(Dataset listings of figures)
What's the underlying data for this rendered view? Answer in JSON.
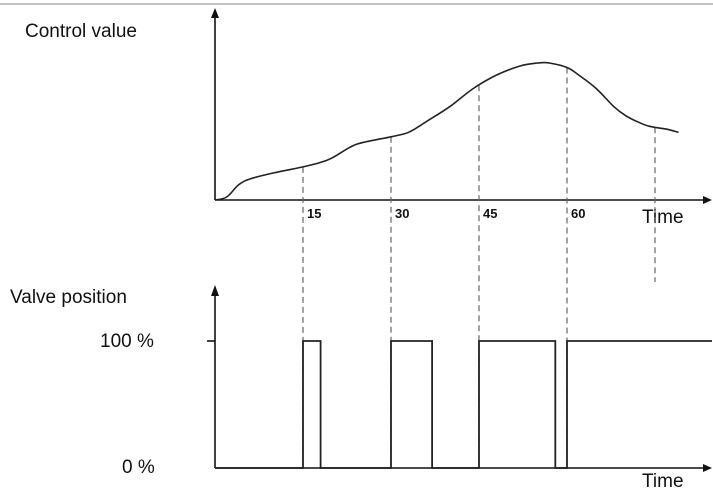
{
  "chart_data": [
    {
      "type": "line",
      "ylabel": "Control value",
      "xlabel": "Time",
      "x_ticks": [
        15,
        30,
        45,
        60
      ],
      "x_range": [
        0,
        80
      ],
      "y_range": [
        0,
        1
      ],
      "x": [
        0,
        2,
        4,
        6,
        10,
        15,
        18,
        20,
        23,
        25,
        30,
        33,
        36,
        40,
        44,
        48,
        52,
        55,
        57,
        60,
        62,
        65,
        68,
        70,
        72,
        74,
        77,
        79
      ],
      "values": [
        0.0,
        0.02,
        0.1,
        0.14,
        0.18,
        0.22,
        0.25,
        0.28,
        0.35,
        0.38,
        0.42,
        0.45,
        0.52,
        0.62,
        0.74,
        0.83,
        0.89,
        0.91,
        0.91,
        0.88,
        0.83,
        0.74,
        0.62,
        0.56,
        0.52,
        0.49,
        0.47,
        0.45
      ],
      "sample_times": [
        15,
        30,
        45,
        60,
        75
      ]
    },
    {
      "type": "line",
      "ylabel": "Valve position",
      "xlabel": "Time",
      "y_ticks": [
        "100 %",
        "0 %"
      ],
      "pulses": [
        {
          "start": 15,
          "end": 18
        },
        {
          "start": 30,
          "end": 37
        },
        {
          "start": 45,
          "end": 58
        },
        {
          "start": 60,
          "end": 85
        }
      ]
    }
  ]
}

> _TASK TO COMPLETE_:
Please write out all the data again word for word, but not the pictures.

> _TASK RESPONSE_:
What's the underlying data for this rendered view? Answer in JSON.
{
  "chart_data": [
    {
      "type": "line",
      "ylabel": "Control value",
      "xlabel": "Time",
      "x_ticks": [
        15,
        30,
        45,
        60
      ],
      "x_range": [
        0,
        80
      ],
      "y_range": [
        0,
        1
      ],
      "x": [
        0,
        2,
        4,
        6,
        10,
        15,
        18,
        20,
        23,
        25,
        30,
        33,
        36,
        40,
        44,
        48,
        52,
        55,
        57,
        60,
        62,
        65,
        68,
        70,
        72,
        74,
        77,
        79
      ],
      "values": [
        0.0,
        0.02,
        0.1,
        0.14,
        0.18,
        0.22,
        0.25,
        0.28,
        0.35,
        0.38,
        0.42,
        0.45,
        0.52,
        0.62,
        0.74,
        0.83,
        0.89,
        0.91,
        0.91,
        0.88,
        0.83,
        0.74,
        0.62,
        0.56,
        0.52,
        0.49,
        0.47,
        0.45
      ],
      "sample_times": [
        15,
        30,
        45,
        60,
        75
      ]
    },
    {
      "type": "line",
      "ylabel": "Valve position",
      "xlabel": "Time",
      "y_ticks": [
        "100 %",
        "0 %"
      ],
      "pulses": [
        {
          "start": 15,
          "end": 18
        },
        {
          "start": 30,
          "end": 37
        },
        {
          "start": 45,
          "end": 58
        },
        {
          "start": 60,
          "end": 85
        }
      ]
    }
  ]
}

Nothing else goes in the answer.